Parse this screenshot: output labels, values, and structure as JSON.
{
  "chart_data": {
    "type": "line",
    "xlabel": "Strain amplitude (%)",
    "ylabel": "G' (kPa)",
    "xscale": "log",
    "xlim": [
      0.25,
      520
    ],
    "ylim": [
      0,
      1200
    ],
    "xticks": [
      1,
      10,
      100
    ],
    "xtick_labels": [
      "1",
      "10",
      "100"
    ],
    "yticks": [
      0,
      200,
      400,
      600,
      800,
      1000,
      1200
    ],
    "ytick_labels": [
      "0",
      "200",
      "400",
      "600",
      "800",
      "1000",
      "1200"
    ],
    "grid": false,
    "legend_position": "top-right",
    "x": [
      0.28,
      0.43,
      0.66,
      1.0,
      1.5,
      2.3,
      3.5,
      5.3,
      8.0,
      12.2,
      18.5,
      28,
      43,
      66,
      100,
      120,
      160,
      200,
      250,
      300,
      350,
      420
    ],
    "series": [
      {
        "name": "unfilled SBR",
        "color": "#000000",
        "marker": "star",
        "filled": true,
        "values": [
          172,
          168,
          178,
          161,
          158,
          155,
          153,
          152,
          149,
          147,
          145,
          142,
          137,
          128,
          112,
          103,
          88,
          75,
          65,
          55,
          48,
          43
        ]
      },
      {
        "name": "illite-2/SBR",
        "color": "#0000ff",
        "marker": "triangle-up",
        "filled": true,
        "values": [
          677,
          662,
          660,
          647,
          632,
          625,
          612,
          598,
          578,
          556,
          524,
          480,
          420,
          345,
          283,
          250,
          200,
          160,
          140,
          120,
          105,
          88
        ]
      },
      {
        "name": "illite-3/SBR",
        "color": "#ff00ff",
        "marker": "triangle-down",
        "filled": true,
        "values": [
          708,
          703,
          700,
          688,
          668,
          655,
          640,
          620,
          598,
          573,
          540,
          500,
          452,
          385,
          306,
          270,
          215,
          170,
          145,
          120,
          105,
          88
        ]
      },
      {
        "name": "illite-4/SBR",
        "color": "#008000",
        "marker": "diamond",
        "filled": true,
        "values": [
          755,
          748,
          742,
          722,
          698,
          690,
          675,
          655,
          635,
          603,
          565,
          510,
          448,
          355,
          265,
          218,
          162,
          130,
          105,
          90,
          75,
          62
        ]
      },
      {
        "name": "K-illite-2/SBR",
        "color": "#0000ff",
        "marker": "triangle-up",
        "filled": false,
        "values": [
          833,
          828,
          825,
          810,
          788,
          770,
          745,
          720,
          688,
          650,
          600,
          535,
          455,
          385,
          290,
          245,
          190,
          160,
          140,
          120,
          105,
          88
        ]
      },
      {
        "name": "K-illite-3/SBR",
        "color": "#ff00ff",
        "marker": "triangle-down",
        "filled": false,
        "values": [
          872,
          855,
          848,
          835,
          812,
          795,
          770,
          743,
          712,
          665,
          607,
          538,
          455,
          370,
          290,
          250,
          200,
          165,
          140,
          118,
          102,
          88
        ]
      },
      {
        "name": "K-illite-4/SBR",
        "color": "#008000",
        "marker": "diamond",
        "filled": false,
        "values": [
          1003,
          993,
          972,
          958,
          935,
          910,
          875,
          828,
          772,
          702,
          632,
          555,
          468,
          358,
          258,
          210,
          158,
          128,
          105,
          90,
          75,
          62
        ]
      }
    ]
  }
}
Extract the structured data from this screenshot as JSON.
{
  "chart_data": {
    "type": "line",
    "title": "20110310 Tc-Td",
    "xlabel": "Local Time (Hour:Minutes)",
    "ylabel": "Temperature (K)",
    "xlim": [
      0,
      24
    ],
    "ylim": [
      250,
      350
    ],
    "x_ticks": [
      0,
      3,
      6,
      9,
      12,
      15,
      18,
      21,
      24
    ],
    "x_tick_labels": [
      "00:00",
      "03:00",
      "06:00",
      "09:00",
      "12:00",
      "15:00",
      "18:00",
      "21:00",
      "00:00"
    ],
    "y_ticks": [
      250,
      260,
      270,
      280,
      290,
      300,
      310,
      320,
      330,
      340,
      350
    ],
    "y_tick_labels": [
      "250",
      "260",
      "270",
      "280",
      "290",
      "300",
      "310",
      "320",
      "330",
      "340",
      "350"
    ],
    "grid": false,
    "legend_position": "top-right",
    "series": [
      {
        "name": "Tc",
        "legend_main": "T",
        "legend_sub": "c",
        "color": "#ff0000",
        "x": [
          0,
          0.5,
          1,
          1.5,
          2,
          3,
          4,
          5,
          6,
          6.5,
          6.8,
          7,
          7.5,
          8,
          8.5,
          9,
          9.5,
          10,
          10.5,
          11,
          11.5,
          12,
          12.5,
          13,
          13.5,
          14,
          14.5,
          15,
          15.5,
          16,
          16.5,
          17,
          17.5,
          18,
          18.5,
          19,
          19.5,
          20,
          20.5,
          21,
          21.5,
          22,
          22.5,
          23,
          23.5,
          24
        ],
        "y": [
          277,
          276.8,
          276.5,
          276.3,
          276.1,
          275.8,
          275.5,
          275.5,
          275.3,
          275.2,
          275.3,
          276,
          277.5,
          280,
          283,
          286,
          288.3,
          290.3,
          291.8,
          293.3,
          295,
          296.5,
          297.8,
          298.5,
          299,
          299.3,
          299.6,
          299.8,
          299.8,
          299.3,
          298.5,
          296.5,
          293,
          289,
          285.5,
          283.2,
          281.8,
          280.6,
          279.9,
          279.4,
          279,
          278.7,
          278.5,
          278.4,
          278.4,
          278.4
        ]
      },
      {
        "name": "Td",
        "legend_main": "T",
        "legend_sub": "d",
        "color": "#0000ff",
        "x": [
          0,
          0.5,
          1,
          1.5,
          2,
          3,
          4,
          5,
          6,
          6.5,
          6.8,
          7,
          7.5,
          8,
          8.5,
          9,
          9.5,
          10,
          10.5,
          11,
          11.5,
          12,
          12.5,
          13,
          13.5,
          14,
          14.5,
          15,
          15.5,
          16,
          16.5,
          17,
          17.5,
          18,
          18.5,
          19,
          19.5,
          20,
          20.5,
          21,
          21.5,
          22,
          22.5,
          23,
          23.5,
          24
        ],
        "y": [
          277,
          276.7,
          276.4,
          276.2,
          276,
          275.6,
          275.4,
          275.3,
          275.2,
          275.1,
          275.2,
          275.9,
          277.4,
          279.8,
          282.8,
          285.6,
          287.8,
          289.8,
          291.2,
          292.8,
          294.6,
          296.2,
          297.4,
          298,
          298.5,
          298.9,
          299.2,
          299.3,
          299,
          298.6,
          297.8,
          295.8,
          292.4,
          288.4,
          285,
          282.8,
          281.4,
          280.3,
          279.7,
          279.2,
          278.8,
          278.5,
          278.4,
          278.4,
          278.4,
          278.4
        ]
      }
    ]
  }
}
______________________________
▶ **EXERCISE BRIEF**: Answer only with how many lines in the records include "JSON".

▶ **EXPECTED ANSWER**: 2